**INPUT:**
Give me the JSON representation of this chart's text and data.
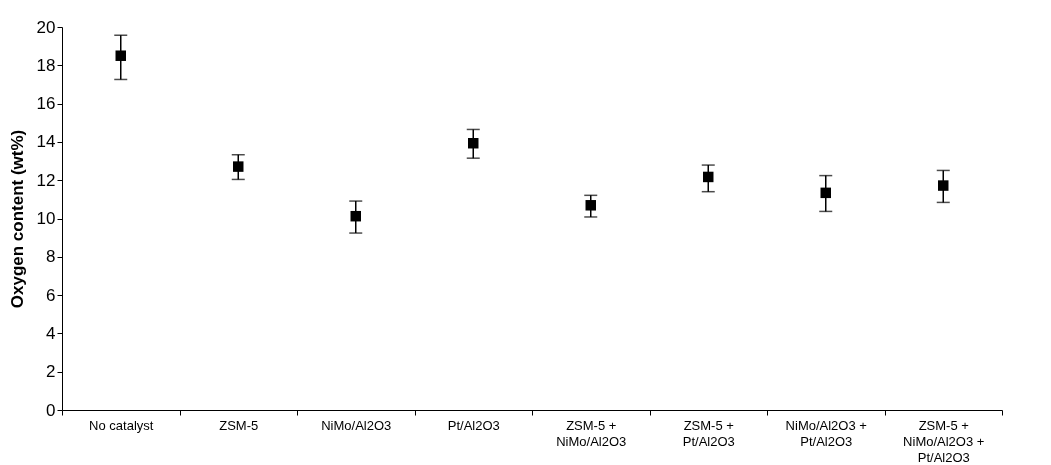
{
  "chart_data": {
    "type": "scatter",
    "ylabel": "Oxygen content (wt%)",
    "categories": [
      "No catalyst",
      "ZSM-5",
      "NiMo/Al2O3",
      "Pt/Al2O3",
      "ZSM-5 + NiMo/Al2O3",
      "ZSM-5 + Pt/Al2O3",
      "NiMo/Al2O3 + Pt/Al2O3",
      "ZSM-5 + NiMo/Al2O3 + Pt/Al2O3"
    ],
    "series": [
      {
        "color": "#000000",
        "values": [
          18.5,
          12.71,
          10.12,
          13.93,
          10.69,
          12.17,
          11.34,
          11.72
        ],
        "errors": [
          [
            17.26,
            19.57
          ],
          [
            12.04,
            13.33
          ],
          [
            9.24,
            10.91
          ],
          [
            13.15,
            14.65
          ],
          [
            10.08,
            11.21
          ],
          [
            11.4,
            12.79
          ],
          [
            10.37,
            12.24
          ],
          [
            10.84,
            12.51
          ]
        ]
      }
    ],
    "marker": "square",
    "ylim": [
      0,
      20
    ],
    "yticks": [
      0,
      2,
      4,
      6,
      8,
      10,
      12,
      14,
      16,
      18,
      20
    ],
    "grid": false,
    "legend": false
  }
}
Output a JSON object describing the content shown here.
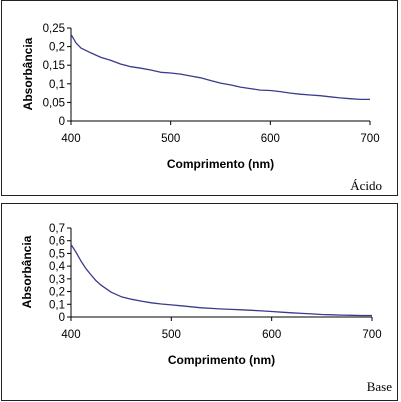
{
  "chart_data": [
    {
      "type": "line",
      "tag": "Ácido",
      "xlabel": "Comprimento (nm)",
      "ylabel": "Absorbância",
      "xlim": [
        400,
        700
      ],
      "ylim": [
        0,
        0.25
      ],
      "xticks": [
        400,
        500,
        600,
        700
      ],
      "xtick_labels": [
        "400",
        "500",
        "600",
        "700"
      ],
      "yticks": [
        0,
        0.05,
        0.1,
        0.15,
        0.2,
        0.25
      ],
      "ytick_labels": [
        "0",
        "0,05",
        "0,1",
        "0,15",
        "0,2",
        "0,25"
      ],
      "grid": false,
      "line_color": "#3b3b8c",
      "x": [
        400,
        405,
        410,
        420,
        430,
        440,
        450,
        460,
        470,
        480,
        490,
        500,
        510,
        520,
        530,
        540,
        550,
        560,
        570,
        580,
        590,
        600,
        610,
        620,
        630,
        640,
        650,
        660,
        670,
        680,
        690,
        700
      ],
      "y": [
        0.233,
        0.21,
        0.196,
        0.183,
        0.171,
        0.163,
        0.153,
        0.146,
        0.142,
        0.137,
        0.131,
        0.129,
        0.126,
        0.121,
        0.116,
        0.109,
        0.102,
        0.097,
        0.091,
        0.087,
        0.083,
        0.082,
        0.079,
        0.075,
        0.072,
        0.07,
        0.068,
        0.065,
        0.062,
        0.06,
        0.058,
        0.058
      ]
    },
    {
      "type": "line",
      "tag": "Base",
      "xlabel": "Comprimento (nm)",
      "ylabel": "Absorbância",
      "xlim": [
        400,
        700
      ],
      "ylim": [
        0,
        0.7
      ],
      "xticks": [
        400,
        500,
        600,
        700
      ],
      "xtick_labels": [
        "400",
        "500",
        "600",
        "700"
      ],
      "yticks": [
        0,
        0.1,
        0.2,
        0.3,
        0.4,
        0.5,
        0.6,
        0.7
      ],
      "ytick_labels": [
        "0",
        "0,1",
        "0,2",
        "0,3",
        "0,4",
        "0,5",
        "0,6",
        "0,7"
      ],
      "grid": false,
      "line_color": "#3b3b8c",
      "x": [
        400,
        405,
        410,
        415,
        420,
        425,
        430,
        440,
        450,
        460,
        470,
        480,
        490,
        500,
        510,
        520,
        530,
        540,
        550,
        560,
        570,
        580,
        590,
        600,
        610,
        620,
        630,
        640,
        650,
        660,
        670,
        680,
        690,
        700
      ],
      "y": [
        0.57,
        0.51,
        0.44,
        0.38,
        0.33,
        0.285,
        0.25,
        0.195,
        0.16,
        0.14,
        0.125,
        0.112,
        0.102,
        0.095,
        0.088,
        0.08,
        0.072,
        0.068,
        0.063,
        0.06,
        0.057,
        0.053,
        0.048,
        0.043,
        0.038,
        0.033,
        0.028,
        0.024,
        0.02,
        0.017,
        0.015,
        0.013,
        0.012,
        0.012
      ]
    }
  ]
}
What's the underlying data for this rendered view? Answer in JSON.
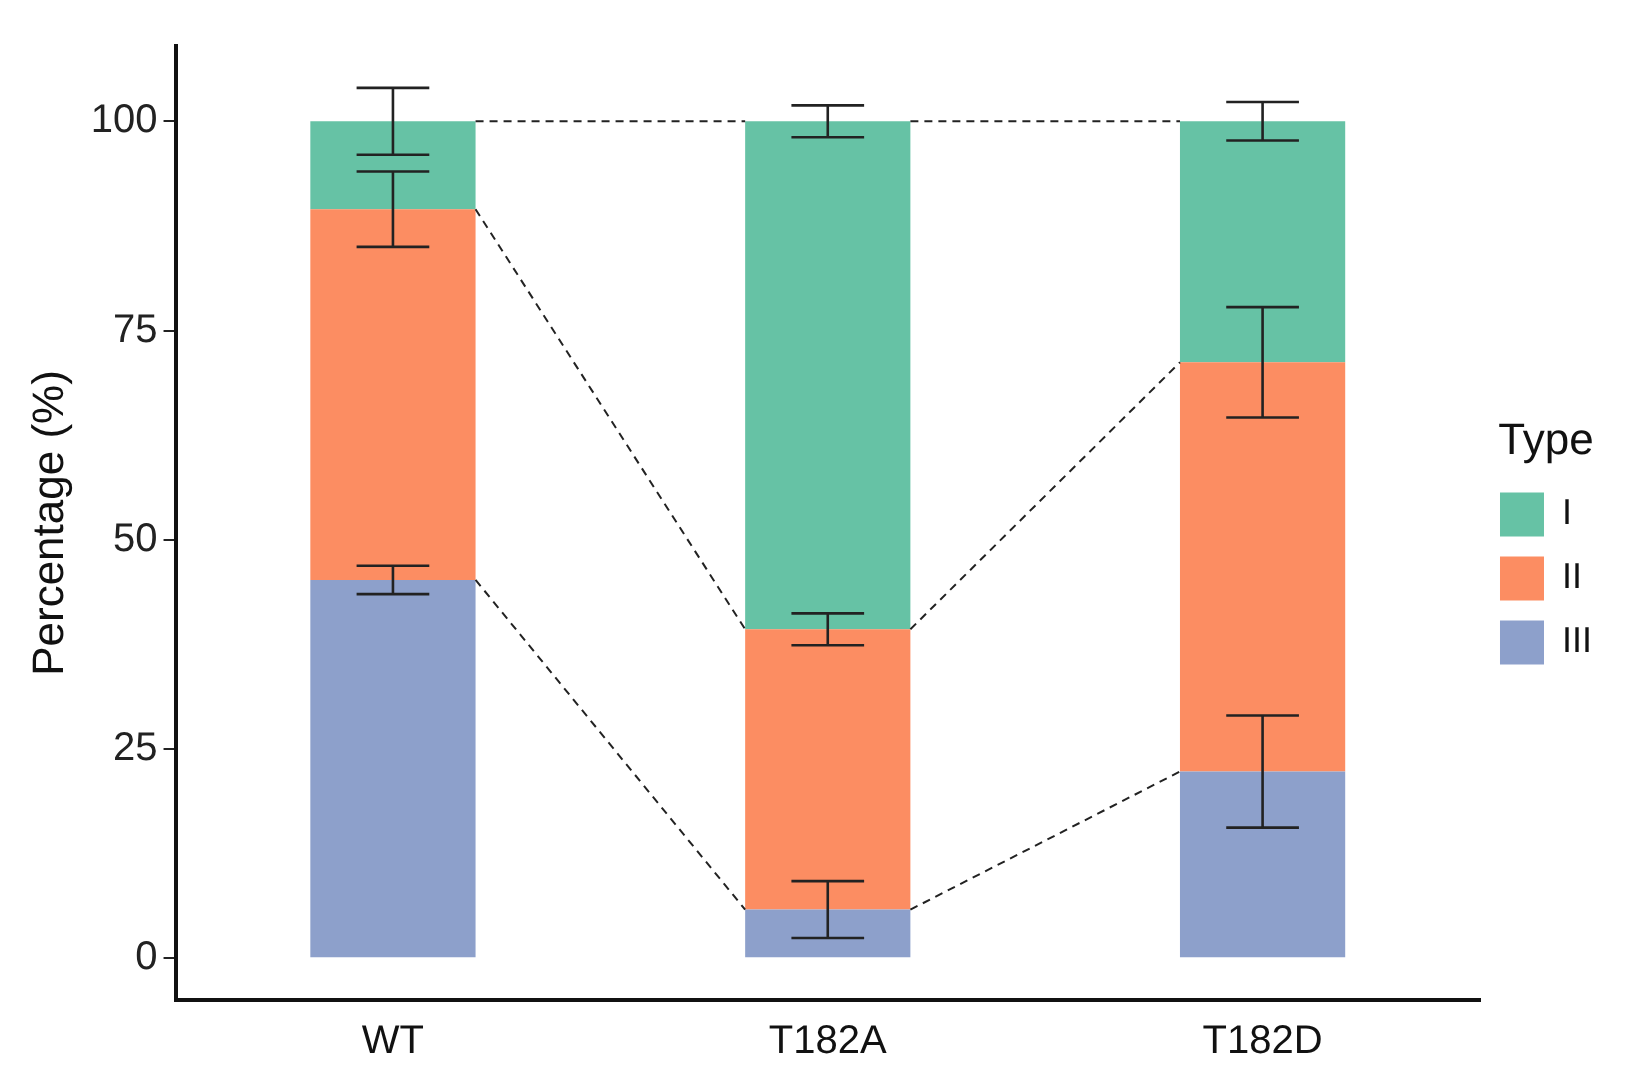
{
  "chart_data": {
    "type": "bar",
    "stacked": true,
    "ylabel": "Percentage (%)",
    "legend_title": "Type",
    "legend": "right",
    "categories": [
      "WT",
      "T182A",
      "T182D"
    ],
    "series": [
      {
        "name": "III",
        "color": "#8da0cb",
        "values": [
          45.2,
          5.8,
          22.3
        ],
        "errors": [
          1.7,
          3.4,
          6.7
        ]
      },
      {
        "name": "II",
        "color": "#fc8d62",
        "values": [
          44.3,
          33.5,
          48.9
        ],
        "errors": [
          4.5,
          1.9,
          6.6
        ]
      },
      {
        "name": "I",
        "color": "#66c2a5",
        "values": [
          10.5,
          60.7,
          28.8
        ],
        "errors": [
          4,
          1.9,
          2.3
        ]
      }
    ],
    "ylim": [
      -5,
      109
    ],
    "yticks": [
      0,
      25,
      50,
      75,
      100
    ],
    "grid": false
  }
}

**EXERCISE DETAILS:**
Copy out each line of the listing that holds "false".

**CORRECT RESPONSE:**
    "grid": false,
    "legend": false
      "grid": false,
      "grid": false,
    "grid": false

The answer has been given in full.